[Collected data entries]

☆ ☆ ☆

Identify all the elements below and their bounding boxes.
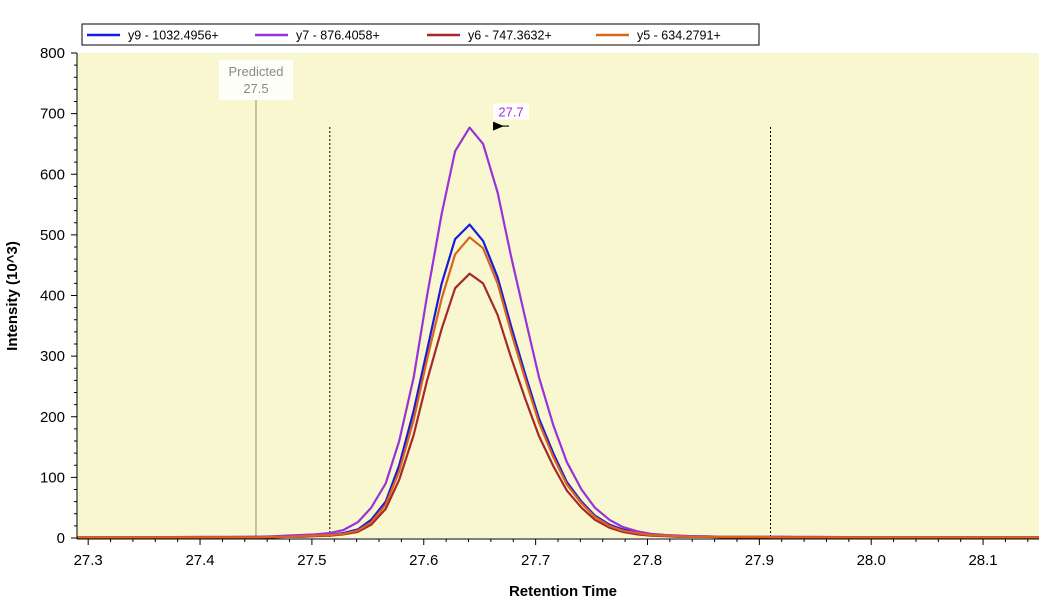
- y-tick-label: 200: [40, 409, 65, 426]
- legend-entry: y5 - 634.2791+: [637, 29, 721, 43]
- legend-entry: y9 - 1032.4956+: [128, 29, 219, 43]
- predicted-value: 27.5: [243, 81, 268, 96]
- y-tick-label: 100: [40, 469, 65, 486]
- y-tick-label: 700: [40, 106, 65, 123]
- plot-area: [77, 53, 1039, 538]
- legend-entry: y7 - 876.4058+: [296, 29, 380, 43]
- peak-label: 27.7: [498, 105, 523, 120]
- x-tick-label: 28.0: [857, 552, 886, 569]
- peak-annotation: 27.7: [493, 103, 530, 131]
- x-tick-label: 27.6: [409, 552, 438, 569]
- y-tick-label: 500: [40, 227, 65, 244]
- integration-boundaries: [329, 126, 772, 538]
- y-tick-label: 0: [57, 530, 65, 547]
- y-axis-title: Intensity (10^3): [4, 241, 21, 351]
- legend-entry: y6 - 747.3632+: [468, 29, 552, 43]
- legend[interactable]: y9 - 1032.4956+ y7 - 876.4058+ y6 - 747.36…: [81, 23, 760, 46]
- x-tick-label: 27.9: [745, 552, 774, 569]
- x-axis-title: Retention Time: [509, 583, 617, 600]
- x-tick-label: 28.1: [968, 552, 997, 569]
- y-tick-label: 800: [40, 45, 65, 62]
- x-ticks: 27.3 27.4 27.5 27.6 27.7 27.8 27.9 28.0 28.1: [74, 539, 1029, 569]
- y-tick-label: 600: [40, 166, 65, 183]
- predicted-marker: Predicted 27.5: [218, 60, 293, 538]
- y-tick-label: 400: [40, 288, 65, 305]
- peak-label-box: [493, 103, 530, 120]
- predicted-label: Predicted: [229, 64, 284, 79]
- predicted-label-box: [218, 60, 293, 100]
- x-tick-label: 27.5: [297, 552, 326, 569]
- x-tick-label: 27.3: [74, 552, 103, 569]
- x-tick-label: 27.8: [633, 552, 662, 569]
- series-line-y5: [77, 236, 1039, 539]
- x-tick-label: 27.4: [185, 552, 214, 569]
- y-ticks: 0 100 200 300 400 500 600 700 800: [40, 45, 77, 547]
- y-tick-label: 300: [40, 348, 65, 365]
- legend-box: [81, 23, 760, 46]
- series-lines: [77, 126, 1039, 539]
- x-tick-label: 27.7: [521, 552, 550, 569]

☆ ☆ ☆

# Written exercise:
Rename "x-tick-label" to "x-axis-tick" everywhere in the rows above and reproduce them with nothing else altered. Omit the pictures.

# Expected answer:
Identify all the elements below and their bounding boxes.
- y-tick-label: 200: [40, 409, 65, 426]
- legend-entry: y5 - 634.2791+: [637, 29, 721, 43]
- legend-entry: y9 - 1032.4956+: [128, 29, 219, 43]
- predicted-value: 27.5: [243, 81, 268, 96]
- y-tick-label: 100: [40, 469, 65, 486]
- y-tick-label: 700: [40, 106, 65, 123]
- plot-area: [77, 53, 1039, 538]
- legend-entry: y7 - 876.4058+: [296, 29, 380, 43]
- peak-label: 27.7: [498, 105, 523, 120]
- x-axis-tick: 28.0: [857, 552, 886, 569]
- peak-annotation: 27.7: [493, 103, 530, 131]
- x-axis-tick: 27.6: [409, 552, 438, 569]
- y-tick-label: 500: [40, 227, 65, 244]
- integration-boundaries: [329, 126, 772, 538]
- y-tick-label: 0: [57, 530, 65, 547]
- y-axis-title: Intensity (10^3): [4, 241, 21, 351]
- legend-entry: y6 - 747.3632+: [468, 29, 552, 43]
- legend[interactable]: y9 - 1032.4956+ y7 - 876.4058+ y6 - 747.36…: [81, 23, 760, 46]
- x-axis-tick: 27.9: [745, 552, 774, 569]
- x-axis-title: Retention Time: [509, 583, 617, 600]
- x-axis-tick: 28.1: [968, 552, 997, 569]
- y-tick-label: 800: [40, 45, 65, 62]
- x-ticks: 27.3 27.4 27.5 27.6 27.7 27.8 27.9 28.0 28.1: [74, 539, 1029, 569]
- y-tick-label: 600: [40, 166, 65, 183]
- predicted-marker: Predicted 27.5: [218, 60, 293, 538]
- y-tick-label: 400: [40, 288, 65, 305]
- peak-label-box: [493, 103, 530, 120]
- predicted-label: Predicted: [229, 64, 284, 79]
- predicted-label-box: [218, 60, 293, 100]
- x-axis-tick: 27.5: [297, 552, 326, 569]
- x-axis-tick: 27.3: [74, 552, 103, 569]
- x-axis-tick: 27.8: [633, 552, 662, 569]
- series-line-y5: [77, 236, 1039, 539]
- x-axis-tick: 27.4: [185, 552, 214, 569]
- y-ticks: 0 100 200 300 400 500 600 700 800: [40, 45, 77, 547]
- y-tick-label: 300: [40, 348, 65, 365]
- legend-box: [81, 23, 760, 46]
- series-lines: [77, 126, 1039, 539]
- x-axis-tick: 27.7: [521, 552, 550, 569]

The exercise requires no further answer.